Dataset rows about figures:
(begin)

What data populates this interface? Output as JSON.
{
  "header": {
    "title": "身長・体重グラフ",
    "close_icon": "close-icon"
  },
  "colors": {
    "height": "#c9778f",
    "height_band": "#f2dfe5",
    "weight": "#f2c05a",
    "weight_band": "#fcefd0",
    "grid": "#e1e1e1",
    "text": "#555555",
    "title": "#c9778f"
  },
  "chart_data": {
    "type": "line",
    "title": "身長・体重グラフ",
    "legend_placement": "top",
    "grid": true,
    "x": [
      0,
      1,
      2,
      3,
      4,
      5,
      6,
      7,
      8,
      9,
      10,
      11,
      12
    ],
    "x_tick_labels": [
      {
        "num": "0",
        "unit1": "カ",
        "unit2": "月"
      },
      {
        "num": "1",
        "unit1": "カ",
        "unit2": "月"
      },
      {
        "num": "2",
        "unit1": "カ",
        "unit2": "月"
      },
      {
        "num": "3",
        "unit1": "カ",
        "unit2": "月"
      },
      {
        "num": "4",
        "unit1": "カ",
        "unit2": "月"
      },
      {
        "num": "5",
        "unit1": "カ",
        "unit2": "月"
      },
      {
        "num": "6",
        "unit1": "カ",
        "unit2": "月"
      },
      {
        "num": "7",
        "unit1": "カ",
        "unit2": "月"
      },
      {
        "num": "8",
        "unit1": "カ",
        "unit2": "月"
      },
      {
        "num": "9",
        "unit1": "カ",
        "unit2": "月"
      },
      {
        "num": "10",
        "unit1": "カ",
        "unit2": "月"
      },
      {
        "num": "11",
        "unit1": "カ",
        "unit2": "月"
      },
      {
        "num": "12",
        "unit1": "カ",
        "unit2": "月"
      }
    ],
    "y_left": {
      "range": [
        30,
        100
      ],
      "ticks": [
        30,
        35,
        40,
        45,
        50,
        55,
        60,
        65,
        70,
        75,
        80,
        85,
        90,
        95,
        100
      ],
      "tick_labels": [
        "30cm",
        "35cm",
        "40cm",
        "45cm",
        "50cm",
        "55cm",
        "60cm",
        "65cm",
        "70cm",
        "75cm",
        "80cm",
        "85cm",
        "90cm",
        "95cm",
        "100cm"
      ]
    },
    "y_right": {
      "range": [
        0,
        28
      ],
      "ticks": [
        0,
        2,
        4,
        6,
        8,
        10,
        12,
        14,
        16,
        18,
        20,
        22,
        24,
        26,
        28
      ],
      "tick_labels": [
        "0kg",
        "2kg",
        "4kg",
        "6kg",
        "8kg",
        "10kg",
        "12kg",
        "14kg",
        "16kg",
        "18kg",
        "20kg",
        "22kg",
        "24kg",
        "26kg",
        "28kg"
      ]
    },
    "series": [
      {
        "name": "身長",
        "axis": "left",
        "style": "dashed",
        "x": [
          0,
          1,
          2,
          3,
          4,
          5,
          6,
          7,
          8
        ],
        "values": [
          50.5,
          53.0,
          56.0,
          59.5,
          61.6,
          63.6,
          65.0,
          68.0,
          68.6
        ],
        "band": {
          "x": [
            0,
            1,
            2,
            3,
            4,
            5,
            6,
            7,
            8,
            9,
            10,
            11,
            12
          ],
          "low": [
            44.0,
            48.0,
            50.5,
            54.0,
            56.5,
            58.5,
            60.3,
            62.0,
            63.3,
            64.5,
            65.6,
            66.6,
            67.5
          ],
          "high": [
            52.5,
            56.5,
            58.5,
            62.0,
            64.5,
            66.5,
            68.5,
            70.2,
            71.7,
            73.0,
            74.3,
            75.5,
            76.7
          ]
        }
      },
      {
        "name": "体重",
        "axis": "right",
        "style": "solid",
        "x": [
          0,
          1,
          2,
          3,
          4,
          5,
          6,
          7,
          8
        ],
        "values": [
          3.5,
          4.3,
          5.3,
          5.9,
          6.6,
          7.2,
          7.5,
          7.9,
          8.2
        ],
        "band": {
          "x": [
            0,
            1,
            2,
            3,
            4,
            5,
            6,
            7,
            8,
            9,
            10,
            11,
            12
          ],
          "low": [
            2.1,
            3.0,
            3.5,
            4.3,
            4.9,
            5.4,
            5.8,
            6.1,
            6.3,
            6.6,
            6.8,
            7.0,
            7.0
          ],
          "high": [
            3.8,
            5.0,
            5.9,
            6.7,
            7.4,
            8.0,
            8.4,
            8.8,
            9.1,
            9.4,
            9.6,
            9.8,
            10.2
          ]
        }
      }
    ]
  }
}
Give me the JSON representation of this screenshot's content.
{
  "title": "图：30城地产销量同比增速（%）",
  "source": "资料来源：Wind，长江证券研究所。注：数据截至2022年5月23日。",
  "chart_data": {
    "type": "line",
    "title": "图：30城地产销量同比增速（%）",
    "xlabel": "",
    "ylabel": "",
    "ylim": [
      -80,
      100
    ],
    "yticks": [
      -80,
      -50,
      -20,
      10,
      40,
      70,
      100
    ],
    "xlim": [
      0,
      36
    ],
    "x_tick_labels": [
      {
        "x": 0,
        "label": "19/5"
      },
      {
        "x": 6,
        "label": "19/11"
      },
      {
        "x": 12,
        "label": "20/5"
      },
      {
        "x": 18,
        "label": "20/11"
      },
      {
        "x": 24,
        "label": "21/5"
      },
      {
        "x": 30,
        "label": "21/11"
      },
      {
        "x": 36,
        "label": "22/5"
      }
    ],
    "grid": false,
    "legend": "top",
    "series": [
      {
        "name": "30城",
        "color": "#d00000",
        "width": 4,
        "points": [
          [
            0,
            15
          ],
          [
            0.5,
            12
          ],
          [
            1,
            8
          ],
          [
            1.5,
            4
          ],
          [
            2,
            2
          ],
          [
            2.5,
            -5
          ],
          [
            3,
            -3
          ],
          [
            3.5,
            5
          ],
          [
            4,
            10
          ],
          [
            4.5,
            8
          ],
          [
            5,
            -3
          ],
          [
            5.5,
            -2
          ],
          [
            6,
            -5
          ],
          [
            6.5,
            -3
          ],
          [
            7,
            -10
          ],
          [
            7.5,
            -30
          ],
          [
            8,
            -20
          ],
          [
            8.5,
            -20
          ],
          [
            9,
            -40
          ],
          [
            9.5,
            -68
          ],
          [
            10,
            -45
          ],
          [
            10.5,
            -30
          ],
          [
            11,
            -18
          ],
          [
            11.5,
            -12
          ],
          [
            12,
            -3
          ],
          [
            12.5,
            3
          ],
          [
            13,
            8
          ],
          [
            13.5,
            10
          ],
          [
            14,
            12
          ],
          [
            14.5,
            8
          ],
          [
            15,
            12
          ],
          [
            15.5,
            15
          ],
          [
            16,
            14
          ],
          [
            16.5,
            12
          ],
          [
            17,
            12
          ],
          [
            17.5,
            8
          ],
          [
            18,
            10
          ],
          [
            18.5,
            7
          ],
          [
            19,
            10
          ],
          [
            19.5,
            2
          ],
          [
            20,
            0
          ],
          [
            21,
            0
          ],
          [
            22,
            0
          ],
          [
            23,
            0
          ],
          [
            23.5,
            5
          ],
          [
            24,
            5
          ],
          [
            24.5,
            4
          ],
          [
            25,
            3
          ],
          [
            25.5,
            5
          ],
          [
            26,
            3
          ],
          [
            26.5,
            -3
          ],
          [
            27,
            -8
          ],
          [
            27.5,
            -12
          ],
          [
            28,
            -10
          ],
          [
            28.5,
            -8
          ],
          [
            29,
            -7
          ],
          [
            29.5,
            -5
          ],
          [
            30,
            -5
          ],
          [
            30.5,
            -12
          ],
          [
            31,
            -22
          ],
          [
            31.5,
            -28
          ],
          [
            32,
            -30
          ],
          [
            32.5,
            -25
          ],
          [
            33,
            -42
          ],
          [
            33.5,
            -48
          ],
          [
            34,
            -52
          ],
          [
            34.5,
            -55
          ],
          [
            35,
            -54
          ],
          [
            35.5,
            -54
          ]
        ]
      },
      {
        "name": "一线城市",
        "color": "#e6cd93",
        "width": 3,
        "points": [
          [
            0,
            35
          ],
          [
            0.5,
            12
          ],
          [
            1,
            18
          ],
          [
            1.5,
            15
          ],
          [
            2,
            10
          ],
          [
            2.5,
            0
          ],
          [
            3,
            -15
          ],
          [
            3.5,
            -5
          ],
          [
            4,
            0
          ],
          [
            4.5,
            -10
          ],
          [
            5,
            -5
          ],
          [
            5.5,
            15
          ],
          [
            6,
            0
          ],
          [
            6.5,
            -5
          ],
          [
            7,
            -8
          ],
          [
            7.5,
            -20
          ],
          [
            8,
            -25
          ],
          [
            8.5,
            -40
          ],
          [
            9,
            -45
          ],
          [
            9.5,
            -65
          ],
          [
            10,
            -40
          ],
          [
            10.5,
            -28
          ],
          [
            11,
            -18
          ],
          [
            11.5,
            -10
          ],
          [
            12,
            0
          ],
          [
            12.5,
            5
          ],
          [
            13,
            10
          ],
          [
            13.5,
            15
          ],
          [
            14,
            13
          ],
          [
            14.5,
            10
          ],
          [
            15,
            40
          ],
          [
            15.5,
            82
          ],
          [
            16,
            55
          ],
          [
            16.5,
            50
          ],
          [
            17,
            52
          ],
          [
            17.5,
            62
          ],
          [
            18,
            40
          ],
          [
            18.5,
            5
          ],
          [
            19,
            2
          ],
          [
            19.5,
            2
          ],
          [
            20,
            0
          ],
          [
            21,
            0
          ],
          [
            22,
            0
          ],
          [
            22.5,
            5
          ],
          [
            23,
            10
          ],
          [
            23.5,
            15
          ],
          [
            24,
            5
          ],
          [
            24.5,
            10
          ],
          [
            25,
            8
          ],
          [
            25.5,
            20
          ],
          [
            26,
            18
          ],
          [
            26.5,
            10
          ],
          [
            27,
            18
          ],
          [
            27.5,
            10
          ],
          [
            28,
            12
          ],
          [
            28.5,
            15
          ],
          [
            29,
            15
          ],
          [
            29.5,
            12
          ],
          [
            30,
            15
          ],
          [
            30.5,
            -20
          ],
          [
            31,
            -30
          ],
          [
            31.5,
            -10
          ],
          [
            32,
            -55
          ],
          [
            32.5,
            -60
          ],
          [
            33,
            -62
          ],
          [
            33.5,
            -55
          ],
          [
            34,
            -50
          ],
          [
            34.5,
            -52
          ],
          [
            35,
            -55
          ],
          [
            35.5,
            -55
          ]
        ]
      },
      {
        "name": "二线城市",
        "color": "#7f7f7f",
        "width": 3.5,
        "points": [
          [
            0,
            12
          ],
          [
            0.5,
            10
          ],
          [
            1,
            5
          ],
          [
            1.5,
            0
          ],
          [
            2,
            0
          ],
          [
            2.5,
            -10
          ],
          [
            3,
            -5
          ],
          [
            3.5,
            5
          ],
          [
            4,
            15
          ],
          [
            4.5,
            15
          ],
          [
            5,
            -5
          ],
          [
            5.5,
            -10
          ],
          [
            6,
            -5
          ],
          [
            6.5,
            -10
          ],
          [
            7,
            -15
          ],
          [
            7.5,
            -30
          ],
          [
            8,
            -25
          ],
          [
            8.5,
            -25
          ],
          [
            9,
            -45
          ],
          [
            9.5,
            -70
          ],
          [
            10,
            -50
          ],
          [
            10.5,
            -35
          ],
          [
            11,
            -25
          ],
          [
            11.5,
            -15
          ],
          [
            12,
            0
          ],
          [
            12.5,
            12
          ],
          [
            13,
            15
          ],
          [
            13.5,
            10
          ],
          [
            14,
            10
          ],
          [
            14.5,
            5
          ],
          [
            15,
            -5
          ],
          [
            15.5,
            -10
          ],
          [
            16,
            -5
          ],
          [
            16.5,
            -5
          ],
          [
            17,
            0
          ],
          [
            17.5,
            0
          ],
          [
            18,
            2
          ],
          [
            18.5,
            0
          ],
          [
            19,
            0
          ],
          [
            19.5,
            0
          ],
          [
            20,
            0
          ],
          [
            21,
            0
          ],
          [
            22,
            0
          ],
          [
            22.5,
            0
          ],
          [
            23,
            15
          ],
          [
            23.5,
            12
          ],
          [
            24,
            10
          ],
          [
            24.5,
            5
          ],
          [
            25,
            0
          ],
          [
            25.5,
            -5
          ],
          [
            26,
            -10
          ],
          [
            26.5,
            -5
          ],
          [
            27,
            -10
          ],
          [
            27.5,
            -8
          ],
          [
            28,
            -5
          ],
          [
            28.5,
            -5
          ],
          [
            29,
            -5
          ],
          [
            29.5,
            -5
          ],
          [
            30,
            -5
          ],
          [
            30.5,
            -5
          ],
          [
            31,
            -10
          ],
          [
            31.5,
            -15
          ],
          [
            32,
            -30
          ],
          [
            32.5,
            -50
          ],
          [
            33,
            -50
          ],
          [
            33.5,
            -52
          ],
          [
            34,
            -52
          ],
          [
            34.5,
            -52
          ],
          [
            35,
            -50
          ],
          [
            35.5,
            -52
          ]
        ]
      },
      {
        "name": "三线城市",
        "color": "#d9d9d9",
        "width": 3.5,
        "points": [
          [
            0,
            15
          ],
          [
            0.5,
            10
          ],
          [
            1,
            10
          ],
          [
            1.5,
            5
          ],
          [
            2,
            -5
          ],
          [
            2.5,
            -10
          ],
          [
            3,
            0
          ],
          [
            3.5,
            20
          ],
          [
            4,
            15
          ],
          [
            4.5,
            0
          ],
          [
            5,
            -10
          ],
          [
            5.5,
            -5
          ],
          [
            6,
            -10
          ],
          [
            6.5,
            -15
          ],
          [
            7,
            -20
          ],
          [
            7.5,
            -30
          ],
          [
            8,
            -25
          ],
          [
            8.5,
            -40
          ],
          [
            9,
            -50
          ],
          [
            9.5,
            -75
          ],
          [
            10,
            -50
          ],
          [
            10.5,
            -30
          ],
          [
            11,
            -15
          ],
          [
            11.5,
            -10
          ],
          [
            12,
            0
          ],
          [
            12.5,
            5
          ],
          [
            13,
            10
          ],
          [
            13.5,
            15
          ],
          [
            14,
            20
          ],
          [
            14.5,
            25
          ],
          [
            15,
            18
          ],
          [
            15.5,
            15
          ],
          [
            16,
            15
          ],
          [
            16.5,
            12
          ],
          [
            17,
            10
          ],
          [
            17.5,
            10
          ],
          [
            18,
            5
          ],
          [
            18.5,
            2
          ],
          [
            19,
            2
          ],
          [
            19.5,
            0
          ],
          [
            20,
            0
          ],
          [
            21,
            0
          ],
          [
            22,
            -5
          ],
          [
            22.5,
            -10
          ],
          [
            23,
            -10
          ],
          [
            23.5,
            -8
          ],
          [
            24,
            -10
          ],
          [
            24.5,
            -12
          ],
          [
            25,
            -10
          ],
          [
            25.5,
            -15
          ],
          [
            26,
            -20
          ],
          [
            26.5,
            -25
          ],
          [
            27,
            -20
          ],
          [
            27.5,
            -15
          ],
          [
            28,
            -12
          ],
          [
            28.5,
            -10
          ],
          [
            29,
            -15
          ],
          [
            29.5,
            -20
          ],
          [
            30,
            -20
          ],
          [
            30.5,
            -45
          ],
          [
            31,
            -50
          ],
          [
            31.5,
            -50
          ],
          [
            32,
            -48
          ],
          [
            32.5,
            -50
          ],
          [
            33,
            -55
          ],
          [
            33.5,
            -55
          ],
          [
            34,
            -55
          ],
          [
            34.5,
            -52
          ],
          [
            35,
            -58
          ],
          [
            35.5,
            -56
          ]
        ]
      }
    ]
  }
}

(end)

Work instructions: Among the entries above, identify all lines with "name" and copy them.

Task response:
        "name": "身長",
        "name": "体重",
        "name": "30城",
        "name": "一线城市",
        "name": "二线城市",
        "name": "三线城市",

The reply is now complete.